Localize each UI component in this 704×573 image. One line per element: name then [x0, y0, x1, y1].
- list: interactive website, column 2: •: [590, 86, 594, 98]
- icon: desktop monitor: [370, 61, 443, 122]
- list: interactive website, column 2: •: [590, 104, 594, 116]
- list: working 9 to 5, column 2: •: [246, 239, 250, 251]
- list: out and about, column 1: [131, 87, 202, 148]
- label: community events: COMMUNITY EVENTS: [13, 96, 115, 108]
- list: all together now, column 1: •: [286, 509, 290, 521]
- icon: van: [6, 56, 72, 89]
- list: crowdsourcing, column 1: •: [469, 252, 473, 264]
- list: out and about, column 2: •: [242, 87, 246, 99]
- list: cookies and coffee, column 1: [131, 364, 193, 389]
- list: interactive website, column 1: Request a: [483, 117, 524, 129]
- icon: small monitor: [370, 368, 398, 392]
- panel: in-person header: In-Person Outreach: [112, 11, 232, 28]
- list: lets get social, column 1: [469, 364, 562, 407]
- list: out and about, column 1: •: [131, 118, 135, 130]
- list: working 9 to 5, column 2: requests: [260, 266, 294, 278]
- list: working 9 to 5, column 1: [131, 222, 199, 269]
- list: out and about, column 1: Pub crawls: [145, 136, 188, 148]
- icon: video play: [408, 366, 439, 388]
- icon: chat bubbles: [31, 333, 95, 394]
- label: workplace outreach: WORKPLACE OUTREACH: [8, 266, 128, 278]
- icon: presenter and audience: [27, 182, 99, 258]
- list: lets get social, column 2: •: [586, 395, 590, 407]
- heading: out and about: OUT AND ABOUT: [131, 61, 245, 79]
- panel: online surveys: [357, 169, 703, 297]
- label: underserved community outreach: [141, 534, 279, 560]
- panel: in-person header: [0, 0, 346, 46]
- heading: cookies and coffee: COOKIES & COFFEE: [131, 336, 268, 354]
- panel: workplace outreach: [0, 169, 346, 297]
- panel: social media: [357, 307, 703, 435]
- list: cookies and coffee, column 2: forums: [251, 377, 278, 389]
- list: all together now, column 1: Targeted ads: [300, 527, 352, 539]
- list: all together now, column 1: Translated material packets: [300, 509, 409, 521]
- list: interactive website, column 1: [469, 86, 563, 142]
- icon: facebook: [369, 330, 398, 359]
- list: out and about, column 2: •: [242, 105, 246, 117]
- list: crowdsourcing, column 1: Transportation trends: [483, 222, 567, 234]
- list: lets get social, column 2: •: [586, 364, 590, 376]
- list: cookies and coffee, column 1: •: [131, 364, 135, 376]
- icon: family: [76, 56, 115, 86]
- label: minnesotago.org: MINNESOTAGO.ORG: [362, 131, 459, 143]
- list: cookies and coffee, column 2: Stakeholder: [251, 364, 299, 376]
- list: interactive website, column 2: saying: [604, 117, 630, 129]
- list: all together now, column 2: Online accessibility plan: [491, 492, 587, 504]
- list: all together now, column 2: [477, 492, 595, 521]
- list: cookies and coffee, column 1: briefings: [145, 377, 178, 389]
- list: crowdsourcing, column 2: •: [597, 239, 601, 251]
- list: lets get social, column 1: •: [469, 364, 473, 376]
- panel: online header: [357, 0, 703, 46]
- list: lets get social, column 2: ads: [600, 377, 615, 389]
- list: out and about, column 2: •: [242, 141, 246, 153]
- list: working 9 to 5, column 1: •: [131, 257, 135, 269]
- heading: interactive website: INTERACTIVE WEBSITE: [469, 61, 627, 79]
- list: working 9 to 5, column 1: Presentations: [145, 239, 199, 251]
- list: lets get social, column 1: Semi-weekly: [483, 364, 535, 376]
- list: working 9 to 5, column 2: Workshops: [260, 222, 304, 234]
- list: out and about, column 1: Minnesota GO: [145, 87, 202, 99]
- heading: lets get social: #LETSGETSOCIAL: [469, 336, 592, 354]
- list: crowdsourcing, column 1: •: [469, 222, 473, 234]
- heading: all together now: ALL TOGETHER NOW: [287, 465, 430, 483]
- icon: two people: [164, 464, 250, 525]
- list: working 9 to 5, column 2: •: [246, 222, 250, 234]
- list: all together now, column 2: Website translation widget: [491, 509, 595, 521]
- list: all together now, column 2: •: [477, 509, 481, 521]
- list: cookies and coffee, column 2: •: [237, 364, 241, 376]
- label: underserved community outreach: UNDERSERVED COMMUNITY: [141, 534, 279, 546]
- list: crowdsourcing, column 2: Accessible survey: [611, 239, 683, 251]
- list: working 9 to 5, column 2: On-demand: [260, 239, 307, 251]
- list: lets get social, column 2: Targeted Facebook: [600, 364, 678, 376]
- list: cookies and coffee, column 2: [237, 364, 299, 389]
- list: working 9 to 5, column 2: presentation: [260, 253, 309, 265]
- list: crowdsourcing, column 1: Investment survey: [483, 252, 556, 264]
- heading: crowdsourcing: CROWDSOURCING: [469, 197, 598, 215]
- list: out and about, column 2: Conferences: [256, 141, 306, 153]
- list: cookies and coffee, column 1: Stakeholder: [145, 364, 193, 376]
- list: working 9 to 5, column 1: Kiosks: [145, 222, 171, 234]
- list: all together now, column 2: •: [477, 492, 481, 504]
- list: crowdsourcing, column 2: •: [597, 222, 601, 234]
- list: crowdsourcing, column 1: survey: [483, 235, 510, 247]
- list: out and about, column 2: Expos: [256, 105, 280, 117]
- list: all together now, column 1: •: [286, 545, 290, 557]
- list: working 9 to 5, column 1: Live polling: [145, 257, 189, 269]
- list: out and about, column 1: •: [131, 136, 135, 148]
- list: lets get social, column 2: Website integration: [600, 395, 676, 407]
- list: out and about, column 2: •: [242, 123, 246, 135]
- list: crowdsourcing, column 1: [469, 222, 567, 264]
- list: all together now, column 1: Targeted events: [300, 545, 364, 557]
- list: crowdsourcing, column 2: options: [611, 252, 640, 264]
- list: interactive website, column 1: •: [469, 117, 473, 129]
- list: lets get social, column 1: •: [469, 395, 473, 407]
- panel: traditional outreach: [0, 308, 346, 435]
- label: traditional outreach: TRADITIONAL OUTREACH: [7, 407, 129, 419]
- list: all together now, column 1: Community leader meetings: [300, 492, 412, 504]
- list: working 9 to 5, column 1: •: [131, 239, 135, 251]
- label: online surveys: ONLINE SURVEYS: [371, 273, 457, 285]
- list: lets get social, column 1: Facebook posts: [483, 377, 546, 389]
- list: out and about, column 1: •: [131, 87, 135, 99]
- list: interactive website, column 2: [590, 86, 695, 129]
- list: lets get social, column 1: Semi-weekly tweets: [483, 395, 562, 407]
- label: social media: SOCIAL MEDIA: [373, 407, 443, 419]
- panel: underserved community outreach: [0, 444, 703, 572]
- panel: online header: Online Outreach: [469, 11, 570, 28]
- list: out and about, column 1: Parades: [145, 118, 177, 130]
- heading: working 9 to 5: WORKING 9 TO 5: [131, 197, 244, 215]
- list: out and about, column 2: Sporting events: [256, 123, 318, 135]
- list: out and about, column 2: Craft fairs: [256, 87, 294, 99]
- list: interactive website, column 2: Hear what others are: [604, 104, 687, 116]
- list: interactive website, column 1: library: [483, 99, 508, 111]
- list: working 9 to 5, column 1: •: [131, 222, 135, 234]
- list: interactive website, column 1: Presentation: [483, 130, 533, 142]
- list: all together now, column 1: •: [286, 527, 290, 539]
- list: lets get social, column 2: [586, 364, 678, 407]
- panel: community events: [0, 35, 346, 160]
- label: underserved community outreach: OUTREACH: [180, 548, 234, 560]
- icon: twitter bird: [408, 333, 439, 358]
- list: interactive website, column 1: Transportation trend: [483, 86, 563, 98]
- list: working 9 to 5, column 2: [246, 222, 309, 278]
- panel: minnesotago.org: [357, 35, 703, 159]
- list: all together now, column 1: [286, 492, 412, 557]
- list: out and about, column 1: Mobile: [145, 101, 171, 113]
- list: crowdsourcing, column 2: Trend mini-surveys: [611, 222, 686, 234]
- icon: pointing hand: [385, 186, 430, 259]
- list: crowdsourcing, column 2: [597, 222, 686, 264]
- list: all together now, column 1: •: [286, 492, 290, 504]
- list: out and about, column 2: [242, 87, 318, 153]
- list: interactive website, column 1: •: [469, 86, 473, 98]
----------
Requirement: Reformat the stretch of material from its first line through the line containing "- icon: facebook: [369, 330, 398, 359]" as a Markdown table with the columns Row and Entry. Number each line, and leave out any blank ones.

Answer to this exercise:
| Row | Entry |
|---|---|
| 1 | Localize each UI component in this 704×573 image. One line per element: name then [x0, y0, x1, y1]. |
| 2 | - list: interactive website, column 2: •: [590, 86, 594, 98] |
| 3 | - icon: desktop monitor: [370, 61, 443, 122] |
| 4 | - list: interactive website, column 2: •: [590, 104, 594, 116] |
| 5 | - list: working 9 to 5, column 2: •: [246, 239, 250, 251] |
| 6 | - list: out and about, column 1: [131, 87, 202, 148] |
| 7 | - label: community events: COMMUNITY EVENTS: [13, 96, 115, 108] |
| 8 | - list: all together now, column 1: •: [286, 509, 290, 521] |
| 9 | - icon: van: [6, 56, 72, 89] |
| 10 | - list: crowdsourcing, column 1: •: [469, 252, 473, 264] |
| 11 | - list: out and about, column 2: •: [242, 87, 246, 99] |
| 12 | - list: cookies and coffee, column 1: [131, 364, 193, 389] |
| 13 | - list: interactive website, column 1: Request a: [483, 117, 524, 129] |
| 14 | - icon: small monitor: [370, 368, 398, 392] |
| 15 | - panel: in-person header: In-Person Outreach: [112, 11, 232, 28] |
| 16 | - list: lets get social, column 1: [469, 364, 562, 407] |
| 17 | - list: out and about, column 1: •: [131, 118, 135, 130] |
| 18 | - list: working 9 to 5, column 2: requests: [260, 266, 294, 278] |
| 19 | - list: working 9 to 5, column 1: [131, 222, 199, 269] |
| 20 | - list: out and about, column 1: Pub crawls: [145, 136, 188, 148] |
| 21 | - icon: video play: [408, 366, 439, 388] |
| 22 | - icon: chat bubbles: [31, 333, 95, 394] |
| 23 | - label: workplace outreach: WORKPLACE OUTREACH: [8, 266, 128, 278] |
| 24 | - icon: presenter and audience: [27, 182, 99, 258] |
| 25 | - list: lets get social, column 2: •: [586, 395, 590, 407] |
| 26 | - heading: out and about: OUT AND ABOUT: [131, 61, 245, 79] |
| 27 | - panel: online surveys: [357, 169, 703, 297] |
| 28 | - label: underserved community outreach: [141, 534, 279, 560] |
| 29 | - panel: in-person header: [0, 0, 346, 46] |
| 30 | - heading: cookies and coffee: COOKIES & COFFEE: [131, 336, 268, 354] |
| 31 | - panel: workplace outreach: [0, 169, 346, 297] |
| 32 | - panel: social media: [357, 307, 703, 435] |
| 33 | - list: cookies and coffee, column 2: forums: [251, 377, 278, 389] |
| 34 | - list: all together now, column 1: Targeted ads: [300, 527, 352, 539] |
| 35 | - list: all together now, column 1: Translated material packets: [300, 509, 409, 521] |
| 36 | - list: interactive website, column 1: [469, 86, 563, 142] |
| 37 | - icon: facebook: [369, 330, 398, 359] |